#### GIVEN EXERCISE:
Copy out the stretch of the data below from the line containing "Patent image size: (1148, 1369)." through the line containing "The hydraulic system 1 is at (268, 222).", reproducing each line word for word.

#### DATA SHOWN:

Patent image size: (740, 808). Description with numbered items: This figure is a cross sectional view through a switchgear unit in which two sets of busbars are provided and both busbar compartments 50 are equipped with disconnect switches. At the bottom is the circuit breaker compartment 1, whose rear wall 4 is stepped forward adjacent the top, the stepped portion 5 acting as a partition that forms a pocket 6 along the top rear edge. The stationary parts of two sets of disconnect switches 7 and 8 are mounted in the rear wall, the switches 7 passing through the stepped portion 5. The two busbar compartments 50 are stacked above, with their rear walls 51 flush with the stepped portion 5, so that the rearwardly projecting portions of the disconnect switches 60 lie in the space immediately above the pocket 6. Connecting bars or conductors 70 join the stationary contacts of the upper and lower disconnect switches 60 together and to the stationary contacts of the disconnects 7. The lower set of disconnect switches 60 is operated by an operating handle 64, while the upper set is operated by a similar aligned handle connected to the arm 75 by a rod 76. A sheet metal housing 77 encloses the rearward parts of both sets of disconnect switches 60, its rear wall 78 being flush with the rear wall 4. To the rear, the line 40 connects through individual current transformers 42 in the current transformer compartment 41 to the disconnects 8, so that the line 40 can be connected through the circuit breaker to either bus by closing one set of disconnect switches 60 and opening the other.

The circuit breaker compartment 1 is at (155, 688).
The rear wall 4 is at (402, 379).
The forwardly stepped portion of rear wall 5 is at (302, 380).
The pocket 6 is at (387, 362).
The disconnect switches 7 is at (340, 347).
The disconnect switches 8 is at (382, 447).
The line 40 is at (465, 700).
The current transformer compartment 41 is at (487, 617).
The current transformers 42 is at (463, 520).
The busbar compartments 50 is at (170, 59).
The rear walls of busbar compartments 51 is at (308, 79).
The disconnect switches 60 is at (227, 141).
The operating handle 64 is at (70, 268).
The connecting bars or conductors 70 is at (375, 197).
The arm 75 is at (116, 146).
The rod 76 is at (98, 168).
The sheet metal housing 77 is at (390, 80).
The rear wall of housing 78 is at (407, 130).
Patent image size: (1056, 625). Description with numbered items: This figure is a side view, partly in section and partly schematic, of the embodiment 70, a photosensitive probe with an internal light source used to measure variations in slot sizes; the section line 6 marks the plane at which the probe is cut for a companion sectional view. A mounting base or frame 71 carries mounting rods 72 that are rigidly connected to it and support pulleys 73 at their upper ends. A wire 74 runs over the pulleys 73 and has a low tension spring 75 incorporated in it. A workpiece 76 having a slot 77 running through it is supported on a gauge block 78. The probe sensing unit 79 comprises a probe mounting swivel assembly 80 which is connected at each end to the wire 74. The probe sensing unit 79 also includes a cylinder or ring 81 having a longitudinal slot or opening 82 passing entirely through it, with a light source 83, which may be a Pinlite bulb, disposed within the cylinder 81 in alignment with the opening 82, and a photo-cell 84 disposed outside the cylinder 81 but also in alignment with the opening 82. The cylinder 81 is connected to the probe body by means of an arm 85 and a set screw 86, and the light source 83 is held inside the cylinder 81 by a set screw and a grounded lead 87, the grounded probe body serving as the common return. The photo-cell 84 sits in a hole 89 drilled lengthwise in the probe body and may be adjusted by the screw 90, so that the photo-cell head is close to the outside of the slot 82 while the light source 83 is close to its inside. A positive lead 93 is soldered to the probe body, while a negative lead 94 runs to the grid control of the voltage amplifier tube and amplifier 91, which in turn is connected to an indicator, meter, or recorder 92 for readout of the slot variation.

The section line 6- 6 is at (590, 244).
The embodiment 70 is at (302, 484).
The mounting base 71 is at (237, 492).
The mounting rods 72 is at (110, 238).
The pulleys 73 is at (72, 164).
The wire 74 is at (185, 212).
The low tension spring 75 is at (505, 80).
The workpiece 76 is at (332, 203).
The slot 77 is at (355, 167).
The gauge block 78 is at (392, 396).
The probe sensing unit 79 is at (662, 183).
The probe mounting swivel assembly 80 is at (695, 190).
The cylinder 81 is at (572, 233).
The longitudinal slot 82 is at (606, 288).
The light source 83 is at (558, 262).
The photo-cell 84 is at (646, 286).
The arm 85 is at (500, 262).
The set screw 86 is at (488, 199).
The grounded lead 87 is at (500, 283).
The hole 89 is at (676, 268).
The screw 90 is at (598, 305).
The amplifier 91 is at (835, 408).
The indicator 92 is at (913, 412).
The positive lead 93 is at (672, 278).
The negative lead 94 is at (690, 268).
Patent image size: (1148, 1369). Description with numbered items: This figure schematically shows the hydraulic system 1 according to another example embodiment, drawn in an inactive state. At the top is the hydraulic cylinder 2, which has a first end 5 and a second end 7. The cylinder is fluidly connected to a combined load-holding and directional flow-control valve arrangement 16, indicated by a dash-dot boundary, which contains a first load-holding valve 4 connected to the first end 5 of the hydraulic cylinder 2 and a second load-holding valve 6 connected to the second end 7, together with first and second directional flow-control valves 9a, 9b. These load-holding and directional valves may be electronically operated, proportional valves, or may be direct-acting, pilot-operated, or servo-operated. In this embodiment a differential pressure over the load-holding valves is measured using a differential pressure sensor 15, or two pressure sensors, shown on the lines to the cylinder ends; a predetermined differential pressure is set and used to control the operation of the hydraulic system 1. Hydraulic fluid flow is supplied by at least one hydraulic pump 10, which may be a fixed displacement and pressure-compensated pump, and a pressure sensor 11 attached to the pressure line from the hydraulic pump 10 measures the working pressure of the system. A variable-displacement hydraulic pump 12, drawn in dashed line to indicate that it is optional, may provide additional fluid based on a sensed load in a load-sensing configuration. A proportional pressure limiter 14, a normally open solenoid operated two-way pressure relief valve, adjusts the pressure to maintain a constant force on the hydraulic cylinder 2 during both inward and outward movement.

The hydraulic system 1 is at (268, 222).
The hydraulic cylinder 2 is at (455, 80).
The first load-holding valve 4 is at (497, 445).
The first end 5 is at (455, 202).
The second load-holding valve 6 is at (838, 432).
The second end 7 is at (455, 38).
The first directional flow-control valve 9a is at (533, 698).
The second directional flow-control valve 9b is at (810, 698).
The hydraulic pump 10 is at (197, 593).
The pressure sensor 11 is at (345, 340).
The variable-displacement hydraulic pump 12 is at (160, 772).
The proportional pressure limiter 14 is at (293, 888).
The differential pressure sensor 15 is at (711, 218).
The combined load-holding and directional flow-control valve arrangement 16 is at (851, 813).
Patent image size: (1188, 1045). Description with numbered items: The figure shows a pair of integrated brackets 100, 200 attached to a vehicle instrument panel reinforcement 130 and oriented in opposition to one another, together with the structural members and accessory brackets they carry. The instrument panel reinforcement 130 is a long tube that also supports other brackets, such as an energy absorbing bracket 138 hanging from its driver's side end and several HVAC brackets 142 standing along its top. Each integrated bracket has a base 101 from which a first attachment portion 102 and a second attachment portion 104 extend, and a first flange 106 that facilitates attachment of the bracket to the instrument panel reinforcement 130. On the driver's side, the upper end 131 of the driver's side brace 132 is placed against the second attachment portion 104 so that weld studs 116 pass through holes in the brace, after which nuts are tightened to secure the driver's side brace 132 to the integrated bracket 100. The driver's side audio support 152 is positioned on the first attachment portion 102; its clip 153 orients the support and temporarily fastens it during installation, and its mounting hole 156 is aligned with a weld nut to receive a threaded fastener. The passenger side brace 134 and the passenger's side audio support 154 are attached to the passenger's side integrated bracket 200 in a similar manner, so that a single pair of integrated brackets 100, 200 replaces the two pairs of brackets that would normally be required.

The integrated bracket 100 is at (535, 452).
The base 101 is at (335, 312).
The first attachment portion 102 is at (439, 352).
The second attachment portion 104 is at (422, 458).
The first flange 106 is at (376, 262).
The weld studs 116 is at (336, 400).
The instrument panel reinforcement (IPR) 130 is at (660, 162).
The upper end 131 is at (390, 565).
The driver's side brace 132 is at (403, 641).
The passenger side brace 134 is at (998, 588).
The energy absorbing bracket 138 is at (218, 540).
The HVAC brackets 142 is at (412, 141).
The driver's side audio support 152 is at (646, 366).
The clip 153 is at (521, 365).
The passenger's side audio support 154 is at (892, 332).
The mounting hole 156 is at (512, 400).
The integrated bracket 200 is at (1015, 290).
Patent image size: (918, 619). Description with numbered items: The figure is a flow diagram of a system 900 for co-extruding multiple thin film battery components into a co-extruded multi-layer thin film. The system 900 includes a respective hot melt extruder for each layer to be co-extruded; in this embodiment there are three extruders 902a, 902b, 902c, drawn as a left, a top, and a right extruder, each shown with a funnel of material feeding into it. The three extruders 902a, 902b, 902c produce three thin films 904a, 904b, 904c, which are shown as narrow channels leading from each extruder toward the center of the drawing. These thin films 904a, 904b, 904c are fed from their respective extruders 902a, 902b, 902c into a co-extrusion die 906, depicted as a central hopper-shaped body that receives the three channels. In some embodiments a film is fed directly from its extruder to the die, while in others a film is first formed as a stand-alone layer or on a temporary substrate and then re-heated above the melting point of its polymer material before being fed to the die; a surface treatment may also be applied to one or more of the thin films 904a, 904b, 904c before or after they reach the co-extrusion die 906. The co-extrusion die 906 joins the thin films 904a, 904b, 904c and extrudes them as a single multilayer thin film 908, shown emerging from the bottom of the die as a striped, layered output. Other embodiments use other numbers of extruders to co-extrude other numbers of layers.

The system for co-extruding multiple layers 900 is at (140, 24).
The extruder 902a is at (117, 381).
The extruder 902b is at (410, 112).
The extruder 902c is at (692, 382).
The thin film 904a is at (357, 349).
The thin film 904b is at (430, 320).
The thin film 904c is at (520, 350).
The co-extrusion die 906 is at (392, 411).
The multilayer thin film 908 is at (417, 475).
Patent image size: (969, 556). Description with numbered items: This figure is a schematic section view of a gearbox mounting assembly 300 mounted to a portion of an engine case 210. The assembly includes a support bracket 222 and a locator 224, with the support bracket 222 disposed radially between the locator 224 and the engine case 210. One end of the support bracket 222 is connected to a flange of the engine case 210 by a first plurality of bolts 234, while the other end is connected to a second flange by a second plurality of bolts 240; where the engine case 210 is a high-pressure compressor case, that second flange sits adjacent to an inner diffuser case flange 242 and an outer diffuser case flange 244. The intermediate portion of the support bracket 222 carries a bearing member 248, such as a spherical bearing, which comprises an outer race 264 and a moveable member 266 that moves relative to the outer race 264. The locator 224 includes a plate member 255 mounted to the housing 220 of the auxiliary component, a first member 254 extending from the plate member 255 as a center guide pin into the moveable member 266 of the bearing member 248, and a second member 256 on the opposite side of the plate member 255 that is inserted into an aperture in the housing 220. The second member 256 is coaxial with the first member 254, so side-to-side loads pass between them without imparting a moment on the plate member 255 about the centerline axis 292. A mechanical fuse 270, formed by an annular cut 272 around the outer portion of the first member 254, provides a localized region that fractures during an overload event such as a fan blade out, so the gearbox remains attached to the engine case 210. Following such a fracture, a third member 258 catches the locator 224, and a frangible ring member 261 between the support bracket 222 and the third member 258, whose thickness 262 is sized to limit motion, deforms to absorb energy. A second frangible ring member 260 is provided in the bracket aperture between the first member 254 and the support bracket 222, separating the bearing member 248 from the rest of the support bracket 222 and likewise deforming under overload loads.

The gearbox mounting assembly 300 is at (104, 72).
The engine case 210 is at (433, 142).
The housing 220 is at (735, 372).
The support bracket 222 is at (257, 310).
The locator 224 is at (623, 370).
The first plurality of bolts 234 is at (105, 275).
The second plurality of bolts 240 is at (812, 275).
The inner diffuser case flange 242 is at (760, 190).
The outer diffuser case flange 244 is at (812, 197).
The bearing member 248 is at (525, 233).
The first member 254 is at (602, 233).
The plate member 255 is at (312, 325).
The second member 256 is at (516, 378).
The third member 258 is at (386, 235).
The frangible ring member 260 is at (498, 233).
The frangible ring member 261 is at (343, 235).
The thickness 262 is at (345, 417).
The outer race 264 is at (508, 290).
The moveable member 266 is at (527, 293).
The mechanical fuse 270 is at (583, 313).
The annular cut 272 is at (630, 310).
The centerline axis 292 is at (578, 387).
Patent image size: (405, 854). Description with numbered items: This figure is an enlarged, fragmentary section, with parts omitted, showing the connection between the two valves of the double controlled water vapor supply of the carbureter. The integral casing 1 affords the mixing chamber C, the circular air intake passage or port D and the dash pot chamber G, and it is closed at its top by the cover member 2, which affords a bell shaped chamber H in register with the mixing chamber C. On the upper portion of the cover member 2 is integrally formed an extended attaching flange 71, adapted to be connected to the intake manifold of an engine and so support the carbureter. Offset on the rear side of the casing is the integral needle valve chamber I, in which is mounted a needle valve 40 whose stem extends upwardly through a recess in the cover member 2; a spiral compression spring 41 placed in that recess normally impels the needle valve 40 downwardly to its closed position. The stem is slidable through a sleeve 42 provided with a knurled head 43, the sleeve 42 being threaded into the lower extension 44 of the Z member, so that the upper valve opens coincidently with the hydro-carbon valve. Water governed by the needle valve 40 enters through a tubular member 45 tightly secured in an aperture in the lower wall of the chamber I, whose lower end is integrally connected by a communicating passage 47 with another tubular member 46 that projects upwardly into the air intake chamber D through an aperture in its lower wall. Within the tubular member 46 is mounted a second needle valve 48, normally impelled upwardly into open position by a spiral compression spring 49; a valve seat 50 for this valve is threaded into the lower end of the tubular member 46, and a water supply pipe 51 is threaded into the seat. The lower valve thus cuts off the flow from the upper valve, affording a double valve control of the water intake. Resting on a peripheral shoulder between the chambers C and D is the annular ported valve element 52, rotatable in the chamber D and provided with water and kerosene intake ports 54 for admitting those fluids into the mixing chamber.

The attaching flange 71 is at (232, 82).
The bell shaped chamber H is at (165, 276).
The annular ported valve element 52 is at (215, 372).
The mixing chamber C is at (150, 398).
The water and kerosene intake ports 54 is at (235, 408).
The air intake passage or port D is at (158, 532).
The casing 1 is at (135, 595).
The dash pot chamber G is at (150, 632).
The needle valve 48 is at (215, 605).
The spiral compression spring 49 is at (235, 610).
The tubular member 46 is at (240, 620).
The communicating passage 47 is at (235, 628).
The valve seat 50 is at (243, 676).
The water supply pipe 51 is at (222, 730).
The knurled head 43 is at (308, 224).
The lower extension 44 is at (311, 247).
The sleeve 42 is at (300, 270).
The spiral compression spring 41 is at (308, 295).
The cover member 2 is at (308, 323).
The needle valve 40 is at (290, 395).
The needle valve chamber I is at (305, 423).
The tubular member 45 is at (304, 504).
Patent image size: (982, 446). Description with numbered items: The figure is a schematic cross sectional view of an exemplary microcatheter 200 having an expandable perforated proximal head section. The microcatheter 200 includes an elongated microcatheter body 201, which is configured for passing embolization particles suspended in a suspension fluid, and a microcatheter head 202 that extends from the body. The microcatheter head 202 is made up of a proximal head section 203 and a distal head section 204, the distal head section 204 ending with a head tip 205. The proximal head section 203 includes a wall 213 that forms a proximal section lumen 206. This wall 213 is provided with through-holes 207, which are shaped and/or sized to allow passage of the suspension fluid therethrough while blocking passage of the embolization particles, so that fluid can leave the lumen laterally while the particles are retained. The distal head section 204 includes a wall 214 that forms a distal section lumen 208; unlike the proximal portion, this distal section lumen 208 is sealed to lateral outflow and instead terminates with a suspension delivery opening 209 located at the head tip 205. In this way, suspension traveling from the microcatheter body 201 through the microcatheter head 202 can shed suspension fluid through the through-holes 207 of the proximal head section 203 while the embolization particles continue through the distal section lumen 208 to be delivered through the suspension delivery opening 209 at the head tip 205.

#### FULL ANSWER:
Patent image size: (1148, 1369). Description with numbered items: This figure schematically shows the hydraulic system 1 according to another example embodiment, drawn in an inactive state. At the top is the hydraulic cylinder 2, which has a first end 5 and a second end 7. The cylinder is fluidly connected to a combined load-holding and directional flow-control valve arrangement 16, indicated by a dash-dot boundary, which contains a first load-holding valve 4 connected to the first end 5 of the hydraulic cylinder 2 and a second load-holding valve 6 connected to the second end 7, together with first and second directional flow-control valves 9a, 9b. These load-holding and directional valves may be electronically operated, proportional valves, or may be direct-acting, pilot-operated, or servo-operated. In this embodiment a differential pressure over the load-holding valves is measured using a differential pressure sensor 15, or two pressure sensors, shown on the lines to the cylinder ends; a predetermined differential pressure is set and used to control the operation of the hydraulic system 1. Hydraulic fluid flow is supplied by at least one hydraulic pump 10, which may be a fixed displacement and pressure-compensated pump, and a pressure sensor 11 attached to the pressure line from the hydraulic pump 10 measures the working pressure of the system. A variable-displacement hydraulic pump 12, drawn in dashed line to indicate that it is optional, may provide additional fluid based on a sensed load in a load-sensing configuration. A proportional pressure limiter 14, a normally open solenoid operated two-way pressure relief valve, adjusts the pressure to maintain a constant force on the hydraulic cylinder 2 during both inward and outward movement.

The hydraulic system 1 is at (268, 222).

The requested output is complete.